▶ Short problem
Identify and reproduce every line holding the string "data".

▶ Provided information
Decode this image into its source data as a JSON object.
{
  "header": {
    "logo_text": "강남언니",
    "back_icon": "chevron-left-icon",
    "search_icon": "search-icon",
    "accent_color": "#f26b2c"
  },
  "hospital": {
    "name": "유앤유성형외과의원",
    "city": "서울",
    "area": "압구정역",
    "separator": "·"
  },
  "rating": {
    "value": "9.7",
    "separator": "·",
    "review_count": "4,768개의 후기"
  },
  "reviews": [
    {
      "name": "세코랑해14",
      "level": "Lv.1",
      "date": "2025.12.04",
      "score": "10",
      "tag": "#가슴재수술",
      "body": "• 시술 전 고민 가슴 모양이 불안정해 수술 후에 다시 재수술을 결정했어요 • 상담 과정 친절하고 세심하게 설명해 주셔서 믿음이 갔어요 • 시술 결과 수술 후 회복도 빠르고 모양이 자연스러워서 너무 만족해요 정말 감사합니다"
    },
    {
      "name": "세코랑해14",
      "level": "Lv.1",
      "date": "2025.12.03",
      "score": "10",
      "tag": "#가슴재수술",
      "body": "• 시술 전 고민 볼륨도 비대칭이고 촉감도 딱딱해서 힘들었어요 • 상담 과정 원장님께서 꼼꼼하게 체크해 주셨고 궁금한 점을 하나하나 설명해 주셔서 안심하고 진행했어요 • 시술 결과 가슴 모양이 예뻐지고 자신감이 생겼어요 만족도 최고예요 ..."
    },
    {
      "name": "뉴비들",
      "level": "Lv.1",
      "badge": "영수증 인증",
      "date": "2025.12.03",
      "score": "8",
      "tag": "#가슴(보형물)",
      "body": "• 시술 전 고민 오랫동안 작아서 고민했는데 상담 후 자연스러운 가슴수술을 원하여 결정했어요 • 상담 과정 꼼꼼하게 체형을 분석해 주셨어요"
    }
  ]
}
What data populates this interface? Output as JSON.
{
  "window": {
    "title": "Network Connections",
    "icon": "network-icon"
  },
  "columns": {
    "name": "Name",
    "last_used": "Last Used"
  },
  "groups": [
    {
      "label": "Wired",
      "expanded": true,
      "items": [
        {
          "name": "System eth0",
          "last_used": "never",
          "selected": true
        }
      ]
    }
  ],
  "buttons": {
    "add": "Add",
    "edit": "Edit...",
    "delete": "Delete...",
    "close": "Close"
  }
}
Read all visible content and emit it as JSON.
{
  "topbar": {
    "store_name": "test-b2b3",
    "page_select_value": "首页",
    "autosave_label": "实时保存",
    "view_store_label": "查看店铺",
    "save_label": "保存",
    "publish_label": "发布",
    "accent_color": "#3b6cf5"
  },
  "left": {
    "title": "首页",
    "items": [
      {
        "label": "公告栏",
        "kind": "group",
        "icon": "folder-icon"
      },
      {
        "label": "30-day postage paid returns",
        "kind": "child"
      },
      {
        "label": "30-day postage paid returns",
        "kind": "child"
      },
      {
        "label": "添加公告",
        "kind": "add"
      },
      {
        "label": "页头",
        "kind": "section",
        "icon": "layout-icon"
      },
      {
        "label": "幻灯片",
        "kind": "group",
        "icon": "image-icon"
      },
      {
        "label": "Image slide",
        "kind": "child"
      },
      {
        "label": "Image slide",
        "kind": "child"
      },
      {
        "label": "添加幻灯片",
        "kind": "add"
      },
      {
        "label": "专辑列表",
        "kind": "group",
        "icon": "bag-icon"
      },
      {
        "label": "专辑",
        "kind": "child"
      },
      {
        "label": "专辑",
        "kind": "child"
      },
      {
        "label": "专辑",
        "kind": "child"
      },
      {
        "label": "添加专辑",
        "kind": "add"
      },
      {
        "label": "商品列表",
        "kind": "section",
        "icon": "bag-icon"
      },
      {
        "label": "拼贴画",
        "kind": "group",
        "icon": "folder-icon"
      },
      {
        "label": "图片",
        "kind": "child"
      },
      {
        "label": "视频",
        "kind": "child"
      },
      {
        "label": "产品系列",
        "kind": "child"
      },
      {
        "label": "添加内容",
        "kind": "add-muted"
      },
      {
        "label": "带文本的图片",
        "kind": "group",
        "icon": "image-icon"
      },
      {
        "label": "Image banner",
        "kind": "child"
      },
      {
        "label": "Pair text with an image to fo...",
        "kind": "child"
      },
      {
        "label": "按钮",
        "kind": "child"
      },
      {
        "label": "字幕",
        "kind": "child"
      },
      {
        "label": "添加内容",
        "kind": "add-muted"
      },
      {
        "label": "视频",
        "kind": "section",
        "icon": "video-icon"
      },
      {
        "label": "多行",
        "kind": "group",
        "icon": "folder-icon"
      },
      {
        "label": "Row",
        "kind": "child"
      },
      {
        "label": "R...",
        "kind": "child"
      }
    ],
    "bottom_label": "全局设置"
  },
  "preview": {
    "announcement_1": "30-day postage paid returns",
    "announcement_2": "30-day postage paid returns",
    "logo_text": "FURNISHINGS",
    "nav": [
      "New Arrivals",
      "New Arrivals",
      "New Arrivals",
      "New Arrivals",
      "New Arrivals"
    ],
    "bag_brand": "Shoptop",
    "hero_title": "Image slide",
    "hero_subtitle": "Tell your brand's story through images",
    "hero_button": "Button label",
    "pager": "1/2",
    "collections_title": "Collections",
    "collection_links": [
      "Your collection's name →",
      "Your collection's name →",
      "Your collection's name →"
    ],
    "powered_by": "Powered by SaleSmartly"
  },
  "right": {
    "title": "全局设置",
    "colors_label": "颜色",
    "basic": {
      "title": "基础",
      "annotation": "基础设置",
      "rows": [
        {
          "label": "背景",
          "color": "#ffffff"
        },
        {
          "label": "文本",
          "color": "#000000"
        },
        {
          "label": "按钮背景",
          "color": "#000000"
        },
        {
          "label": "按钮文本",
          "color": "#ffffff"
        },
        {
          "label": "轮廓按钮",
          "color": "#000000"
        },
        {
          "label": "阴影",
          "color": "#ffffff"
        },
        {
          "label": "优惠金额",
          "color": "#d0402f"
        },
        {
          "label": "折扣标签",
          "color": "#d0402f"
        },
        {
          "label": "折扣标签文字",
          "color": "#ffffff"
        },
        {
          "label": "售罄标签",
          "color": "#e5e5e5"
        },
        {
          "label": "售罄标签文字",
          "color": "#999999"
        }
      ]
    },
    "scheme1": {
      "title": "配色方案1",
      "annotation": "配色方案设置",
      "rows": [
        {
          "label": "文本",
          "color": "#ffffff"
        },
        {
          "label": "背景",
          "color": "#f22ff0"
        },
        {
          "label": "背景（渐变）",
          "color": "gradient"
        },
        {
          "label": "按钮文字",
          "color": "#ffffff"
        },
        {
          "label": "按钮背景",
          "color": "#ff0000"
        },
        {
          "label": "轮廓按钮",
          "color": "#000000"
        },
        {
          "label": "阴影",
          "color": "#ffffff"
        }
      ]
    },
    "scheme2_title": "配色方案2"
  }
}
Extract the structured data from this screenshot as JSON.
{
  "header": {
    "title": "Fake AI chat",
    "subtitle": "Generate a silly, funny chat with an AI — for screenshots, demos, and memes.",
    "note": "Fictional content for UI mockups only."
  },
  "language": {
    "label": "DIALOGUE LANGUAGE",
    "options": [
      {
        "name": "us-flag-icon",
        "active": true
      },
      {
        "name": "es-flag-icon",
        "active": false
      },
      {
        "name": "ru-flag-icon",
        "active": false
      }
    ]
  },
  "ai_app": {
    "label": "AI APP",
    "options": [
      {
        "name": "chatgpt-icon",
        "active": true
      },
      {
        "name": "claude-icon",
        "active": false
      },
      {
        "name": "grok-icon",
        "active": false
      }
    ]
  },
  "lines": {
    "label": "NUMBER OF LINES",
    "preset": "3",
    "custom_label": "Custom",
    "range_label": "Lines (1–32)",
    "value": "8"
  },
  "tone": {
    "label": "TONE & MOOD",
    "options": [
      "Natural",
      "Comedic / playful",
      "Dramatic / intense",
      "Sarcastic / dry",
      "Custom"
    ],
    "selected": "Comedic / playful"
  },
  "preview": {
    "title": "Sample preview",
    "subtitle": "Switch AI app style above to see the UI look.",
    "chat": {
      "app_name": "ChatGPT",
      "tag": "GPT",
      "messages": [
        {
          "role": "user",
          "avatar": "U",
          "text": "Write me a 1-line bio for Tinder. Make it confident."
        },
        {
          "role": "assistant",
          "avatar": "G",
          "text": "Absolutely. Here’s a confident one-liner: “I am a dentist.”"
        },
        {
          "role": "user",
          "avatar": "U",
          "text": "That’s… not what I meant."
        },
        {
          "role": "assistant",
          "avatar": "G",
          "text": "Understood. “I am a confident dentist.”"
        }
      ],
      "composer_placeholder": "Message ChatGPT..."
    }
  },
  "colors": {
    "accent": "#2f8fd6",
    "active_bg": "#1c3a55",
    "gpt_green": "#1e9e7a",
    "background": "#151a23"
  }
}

▶ Reply to the task
Decode this image into its source data as a JSON object.
What data populates this interface? Output as JSON.
Extract the structured data from this screenshot as JSON.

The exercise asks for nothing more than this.